## WRITTEN INSTRUCTION
Report each line of the data that includes the word "author".

## DATA FOR THIS EXERCISE
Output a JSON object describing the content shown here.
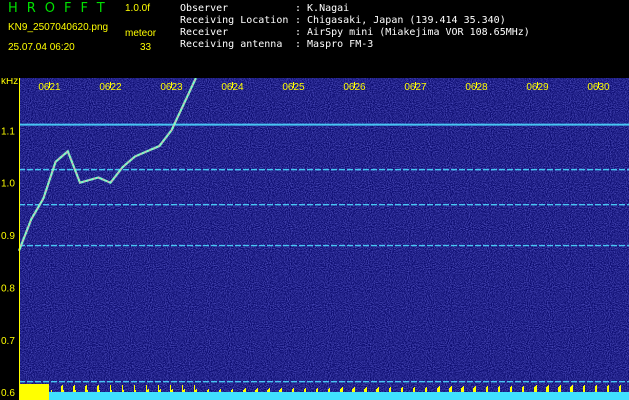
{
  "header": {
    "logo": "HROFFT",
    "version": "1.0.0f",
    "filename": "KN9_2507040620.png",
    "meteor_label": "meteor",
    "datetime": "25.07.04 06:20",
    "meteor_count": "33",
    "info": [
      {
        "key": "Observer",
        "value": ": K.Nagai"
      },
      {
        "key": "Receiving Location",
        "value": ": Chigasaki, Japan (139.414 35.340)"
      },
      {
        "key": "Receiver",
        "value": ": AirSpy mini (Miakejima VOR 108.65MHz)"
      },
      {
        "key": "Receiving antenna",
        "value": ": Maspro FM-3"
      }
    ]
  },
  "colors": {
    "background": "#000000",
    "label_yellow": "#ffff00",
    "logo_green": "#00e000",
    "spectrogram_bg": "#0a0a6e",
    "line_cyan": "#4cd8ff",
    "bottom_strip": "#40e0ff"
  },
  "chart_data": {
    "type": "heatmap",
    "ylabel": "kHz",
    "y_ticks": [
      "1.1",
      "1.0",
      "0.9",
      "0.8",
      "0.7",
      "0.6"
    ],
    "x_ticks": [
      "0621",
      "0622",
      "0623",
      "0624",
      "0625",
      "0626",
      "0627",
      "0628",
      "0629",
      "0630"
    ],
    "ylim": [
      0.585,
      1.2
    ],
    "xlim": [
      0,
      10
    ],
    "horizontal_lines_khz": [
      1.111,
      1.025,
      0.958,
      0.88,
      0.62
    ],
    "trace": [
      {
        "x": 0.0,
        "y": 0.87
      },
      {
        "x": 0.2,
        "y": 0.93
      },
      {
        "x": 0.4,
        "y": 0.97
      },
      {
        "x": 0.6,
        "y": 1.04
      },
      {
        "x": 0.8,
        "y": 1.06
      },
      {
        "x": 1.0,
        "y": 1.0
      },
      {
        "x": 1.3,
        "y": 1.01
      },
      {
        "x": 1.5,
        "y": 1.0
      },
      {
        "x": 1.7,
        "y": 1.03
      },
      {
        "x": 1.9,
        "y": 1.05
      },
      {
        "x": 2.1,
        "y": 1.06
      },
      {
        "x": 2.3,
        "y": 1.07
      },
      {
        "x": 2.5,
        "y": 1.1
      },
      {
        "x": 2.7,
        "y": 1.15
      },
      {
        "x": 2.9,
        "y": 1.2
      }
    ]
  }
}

---

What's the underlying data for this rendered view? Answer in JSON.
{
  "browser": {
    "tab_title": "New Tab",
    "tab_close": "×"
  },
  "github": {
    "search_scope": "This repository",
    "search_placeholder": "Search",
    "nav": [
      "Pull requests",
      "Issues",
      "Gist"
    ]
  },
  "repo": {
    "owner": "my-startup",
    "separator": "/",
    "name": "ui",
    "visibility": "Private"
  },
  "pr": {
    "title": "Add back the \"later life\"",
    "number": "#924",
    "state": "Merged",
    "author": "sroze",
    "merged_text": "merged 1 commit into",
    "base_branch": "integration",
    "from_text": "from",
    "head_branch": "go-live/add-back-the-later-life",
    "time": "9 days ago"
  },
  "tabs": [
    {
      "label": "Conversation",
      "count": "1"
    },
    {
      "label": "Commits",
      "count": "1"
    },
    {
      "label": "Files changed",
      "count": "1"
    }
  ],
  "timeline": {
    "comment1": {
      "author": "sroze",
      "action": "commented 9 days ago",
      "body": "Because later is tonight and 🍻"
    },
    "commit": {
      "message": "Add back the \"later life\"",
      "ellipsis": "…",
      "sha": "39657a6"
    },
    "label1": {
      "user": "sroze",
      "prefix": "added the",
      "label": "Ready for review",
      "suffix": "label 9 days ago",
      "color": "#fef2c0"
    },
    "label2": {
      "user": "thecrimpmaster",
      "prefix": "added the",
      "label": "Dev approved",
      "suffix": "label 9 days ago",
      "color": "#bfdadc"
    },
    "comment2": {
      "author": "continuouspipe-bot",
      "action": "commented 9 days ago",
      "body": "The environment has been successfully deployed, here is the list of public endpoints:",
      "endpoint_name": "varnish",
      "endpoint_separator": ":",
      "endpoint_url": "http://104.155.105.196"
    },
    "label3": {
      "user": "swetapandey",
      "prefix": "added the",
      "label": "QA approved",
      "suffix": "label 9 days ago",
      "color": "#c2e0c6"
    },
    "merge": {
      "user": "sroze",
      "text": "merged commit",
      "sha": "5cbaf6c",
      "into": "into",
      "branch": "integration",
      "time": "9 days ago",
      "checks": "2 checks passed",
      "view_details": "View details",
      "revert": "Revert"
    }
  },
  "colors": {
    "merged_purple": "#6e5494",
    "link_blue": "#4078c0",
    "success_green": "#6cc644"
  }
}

## IN RESPONSE
    "author": "sroze",
      "author": "sroze",
      "author": "continuouspipe-bot",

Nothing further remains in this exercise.